TASK MATERIAL -
◇ ◇ ◇ ◇ ◇

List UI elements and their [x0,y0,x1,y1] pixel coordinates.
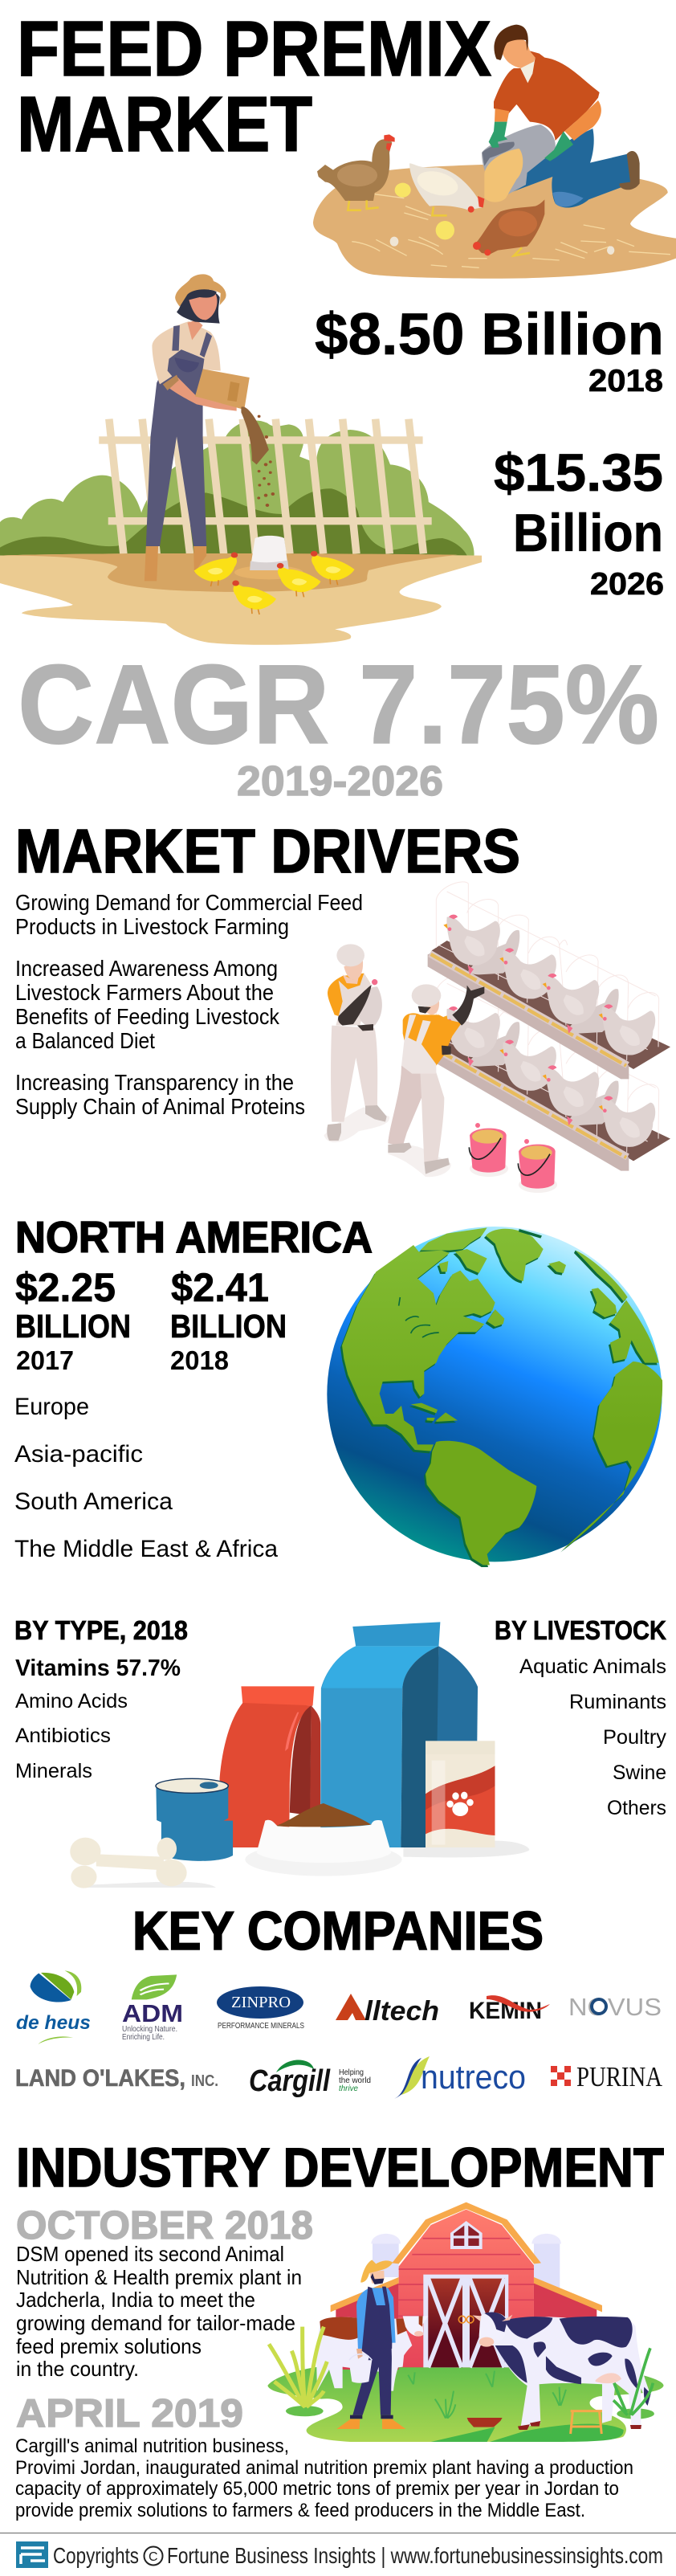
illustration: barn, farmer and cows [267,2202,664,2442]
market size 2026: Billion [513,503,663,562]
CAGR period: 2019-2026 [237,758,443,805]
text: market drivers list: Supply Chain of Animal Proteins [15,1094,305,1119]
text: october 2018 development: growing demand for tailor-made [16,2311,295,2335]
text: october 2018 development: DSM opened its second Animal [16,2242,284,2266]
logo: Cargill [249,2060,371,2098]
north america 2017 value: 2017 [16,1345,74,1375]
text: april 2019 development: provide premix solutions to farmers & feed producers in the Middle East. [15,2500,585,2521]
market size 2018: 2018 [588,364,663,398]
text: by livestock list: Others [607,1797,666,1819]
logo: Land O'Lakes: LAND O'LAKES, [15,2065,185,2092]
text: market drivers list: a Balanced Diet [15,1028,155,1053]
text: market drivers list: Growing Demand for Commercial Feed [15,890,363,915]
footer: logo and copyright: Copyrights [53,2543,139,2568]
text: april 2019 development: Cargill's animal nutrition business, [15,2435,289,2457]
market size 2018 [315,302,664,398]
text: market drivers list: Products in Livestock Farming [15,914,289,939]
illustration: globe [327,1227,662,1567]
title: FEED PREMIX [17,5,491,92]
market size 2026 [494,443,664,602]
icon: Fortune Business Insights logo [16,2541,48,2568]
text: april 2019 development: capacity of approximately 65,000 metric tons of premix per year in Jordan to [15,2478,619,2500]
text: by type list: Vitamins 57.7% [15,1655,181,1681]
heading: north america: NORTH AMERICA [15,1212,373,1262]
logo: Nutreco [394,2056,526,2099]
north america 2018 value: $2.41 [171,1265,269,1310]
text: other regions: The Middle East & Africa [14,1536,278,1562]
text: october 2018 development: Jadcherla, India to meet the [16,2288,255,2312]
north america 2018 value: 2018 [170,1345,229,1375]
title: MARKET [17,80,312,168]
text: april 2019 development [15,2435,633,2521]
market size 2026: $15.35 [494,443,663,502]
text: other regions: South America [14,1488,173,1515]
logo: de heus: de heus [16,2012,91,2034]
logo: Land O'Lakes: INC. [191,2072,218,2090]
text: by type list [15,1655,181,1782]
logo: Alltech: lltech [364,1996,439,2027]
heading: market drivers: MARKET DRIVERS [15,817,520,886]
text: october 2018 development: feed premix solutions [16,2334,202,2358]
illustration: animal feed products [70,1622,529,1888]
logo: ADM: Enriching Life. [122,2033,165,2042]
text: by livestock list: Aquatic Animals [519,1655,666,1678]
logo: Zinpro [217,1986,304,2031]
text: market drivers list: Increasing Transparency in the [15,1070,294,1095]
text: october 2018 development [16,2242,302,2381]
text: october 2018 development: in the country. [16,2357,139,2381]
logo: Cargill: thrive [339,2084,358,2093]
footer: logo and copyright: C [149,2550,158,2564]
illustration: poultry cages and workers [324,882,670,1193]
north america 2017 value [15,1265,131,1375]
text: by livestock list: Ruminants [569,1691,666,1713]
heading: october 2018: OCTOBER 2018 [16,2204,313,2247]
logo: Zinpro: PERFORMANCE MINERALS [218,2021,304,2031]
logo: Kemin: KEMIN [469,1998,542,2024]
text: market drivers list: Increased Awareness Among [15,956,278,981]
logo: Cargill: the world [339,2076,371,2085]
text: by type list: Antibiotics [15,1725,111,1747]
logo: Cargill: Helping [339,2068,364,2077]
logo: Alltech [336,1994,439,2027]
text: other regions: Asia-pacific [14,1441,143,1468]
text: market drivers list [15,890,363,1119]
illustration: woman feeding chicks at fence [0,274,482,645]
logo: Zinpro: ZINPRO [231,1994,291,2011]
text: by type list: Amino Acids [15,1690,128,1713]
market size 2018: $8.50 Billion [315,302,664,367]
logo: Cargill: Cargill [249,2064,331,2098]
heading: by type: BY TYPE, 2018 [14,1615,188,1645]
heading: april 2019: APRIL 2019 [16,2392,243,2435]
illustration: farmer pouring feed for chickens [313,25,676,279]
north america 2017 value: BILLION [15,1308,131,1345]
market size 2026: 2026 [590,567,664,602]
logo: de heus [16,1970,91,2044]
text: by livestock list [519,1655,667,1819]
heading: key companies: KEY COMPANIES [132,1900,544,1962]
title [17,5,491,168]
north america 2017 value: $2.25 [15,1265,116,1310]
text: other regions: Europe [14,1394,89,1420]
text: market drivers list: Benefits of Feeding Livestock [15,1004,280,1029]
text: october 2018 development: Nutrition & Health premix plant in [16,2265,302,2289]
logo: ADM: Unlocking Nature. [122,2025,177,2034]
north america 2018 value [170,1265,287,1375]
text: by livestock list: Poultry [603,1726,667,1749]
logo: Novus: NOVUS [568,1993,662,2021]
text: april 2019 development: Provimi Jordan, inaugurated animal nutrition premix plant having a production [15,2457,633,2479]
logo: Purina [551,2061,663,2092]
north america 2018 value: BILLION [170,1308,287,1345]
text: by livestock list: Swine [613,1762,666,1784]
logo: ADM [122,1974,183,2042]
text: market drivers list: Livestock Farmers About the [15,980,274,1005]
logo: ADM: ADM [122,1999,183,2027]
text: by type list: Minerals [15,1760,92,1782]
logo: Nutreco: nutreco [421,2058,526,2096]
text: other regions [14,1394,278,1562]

◇ ◇ ◇ ◇ ◇

TRY IT - In your copy, restate the data above word for word but leave out any picture.

YOUR RESPONSE -
List UI elements and their [x0,y0,x1,y1] pixel coordinates.
illustration: barn, farmer and cows [267,2202,664,2442]
market size 2026: Billion [513,503,663,562]
CAGR period: 2019-2026 [237,758,443,805]
text: market drivers list: Supply Chain of Animal Proteins [15,1094,305,1119]
text: october 2018 development: growing demand for tailor-made [16,2311,295,2335]
text: october 2018 development: DSM opened its second Animal [16,2242,284,2266]
logo: Cargill [249,2060,371,2098]
north america 2017 value: 2017 [16,1345,74,1375]
text: april 2019 development: provide premix solutions to farmers & feed producers in the Middle East. [15,2500,585,2521]
market size 2018: 2018 [588,364,663,398]
text: by livestock list: Others [607,1797,666,1819]
logo: Land O'Lakes: LAND O'LAKES, [15,2065,185,2092]
text: market drivers list: a Balanced Diet [15,1028,155,1053]
text: market drivers list: Growing Demand for Commercial Feed [15,890,363,915]
footer: logo and copyright: Copyrights [53,2543,139,2568]
text: april 2019 development: Cargill's animal nutrition business, [15,2435,289,2457]
market size 2018 [315,302,664,398]
text: market drivers list: Products in Livestock Farming [15,914,289,939]
illustration: globe [327,1227,662,1567]
title: FEED PREMIX [17,5,491,92]
market size 2026 [494,443,664,602]
icon: Fortune Business Insights logo [16,2541,48,2568]
text: april 2019 development: capacity of approximately 65,000 metric tons of premix per year in Jordan to [15,2478,619,2500]
text: by type list: Vitamins 57.7% [15,1655,181,1681]
heading: north america: NORTH AMERICA [15,1212,373,1262]
logo: Nutreco [394,2056,526,2099]
north america 2018 value: $2.41 [171,1265,269,1310]
text: other regions: The Middle East & Africa [14,1536,278,1562]
text: october 2018 development: Jadcherla, India to meet the [16,2288,255,2312]
north america 2018 value: 2018 [170,1345,229,1375]
title: MARKET [17,80,312,168]
text: april 2019 development [15,2435,633,2521]
market size 2026: $15.35 [494,443,663,502]
text: other regions: South America [14,1488,173,1515]
logo: de heus: de heus [16,2012,91,2034]
logo: Land O'Lakes: INC. [191,2072,218,2090]
text: by type list [15,1655,181,1782]
logo: Alltech: lltech [364,1996,439,2027]
heading: market drivers: MARKET DRIVERS [15,817,520,886]
text: october 2018 development: feed premix solutions [16,2334,202,2358]
illustration: animal feed products [70,1622,529,1888]
logo: ADM: Enriching Life. [122,2033,165,2042]
text: by livestock list: Aquatic Animals [519,1655,666,1678]
logo: Zinpro [217,1986,304,2031]
text: market drivers list: Increasing Transparency in the [15,1070,294,1095]
text: october 2018 development [16,2242,302,2381]
text: october 2018 development: in the country. [16,2357,139,2381]
logo: Cargill: thrive [339,2084,358,2093]
footer: logo and copyright: C [149,2550,158,2564]
illustration: poultry cages and workers [324,882,670,1193]
north america 2017 value [15,1265,131,1375]
text: by livestock list: Ruminants [569,1691,666,1713]
heading: october 2018: OCTOBER 2018 [16,2204,313,2247]
logo: Zinpro: PERFORMANCE MINERALS [218,2021,304,2031]
logo: Kemin: KEMIN [469,1998,542,2024]
text: market drivers list: Increased Awareness Among [15,956,278,981]
logo: Cargill: the world [339,2076,371,2085]
text: by type list: Antibiotics [15,1725,111,1747]
logo: Cargill: Helping [339,2068,364,2077]
logo: Alltech [336,1994,439,2027]
text: other regions: Asia-pacific [14,1441,143,1468]
text: market drivers list [15,890,363,1119]
illustration: woman feeding chicks at fence [0,274,482,645]
logo: Zinpro: ZINPRO [231,1994,291,2011]
text: by type list: Amino Acids [15,1690,128,1713]
market size 2018: $8.50 Billion [315,302,664,367]
logo: Cargill: Cargill [249,2064,331,2098]
heading: by type: BY TYPE, 2018 [14,1615,188,1645]
heading: april 2019: APRIL 2019 [16,2392,243,2435]
illustration: farmer pouring feed for chickens [313,25,676,279]
north america 2017 value: BILLION [15,1308,131,1345]
market size 2026: 2026 [590,567,664,602]
logo: de heus [16,1970,91,2044]
text: by livestock list [519,1655,667,1819]
heading: key companies: KEY COMPANIES [132,1900,544,1962]
title [17,5,491,168]
north america 2017 value: $2.25 [15,1265,116,1310]
text: other regions: Europe [14,1394,89,1420]
text: market drivers list: Benefits of Feeding Livestock [15,1004,280,1029]
text: october 2018 development: Nutrition & Health premix plant in [16,2265,302,2289]
logo: ADM: Unlocking Nature. [122,2025,177,2034]
north america 2018 value [170,1265,287,1375]
text: by livestock list: Poultry [603,1726,667,1749]
logo: Novus: NOVUS [568,1993,662,2021]
text: april 2019 development: Provimi Jordan, inaugurated animal nutrition premix plant having a production [15,2457,633,2479]
logo: Purina [551,2061,663,2092]
north america 2018 value: BILLION [170,1308,287,1345]
text: by livestock list: Swine [613,1762,666,1784]
logo: ADM [122,1974,183,2042]
text: market drivers list: Livestock Farmers About the [15,980,274,1005]
logo: ADM: ADM [122,1999,183,2027]
text: by type list: Minerals [15,1760,92,1782]
logo: Nutreco: nutreco [421,2058,526,2096]
text: other regions [14,1394,278,1562]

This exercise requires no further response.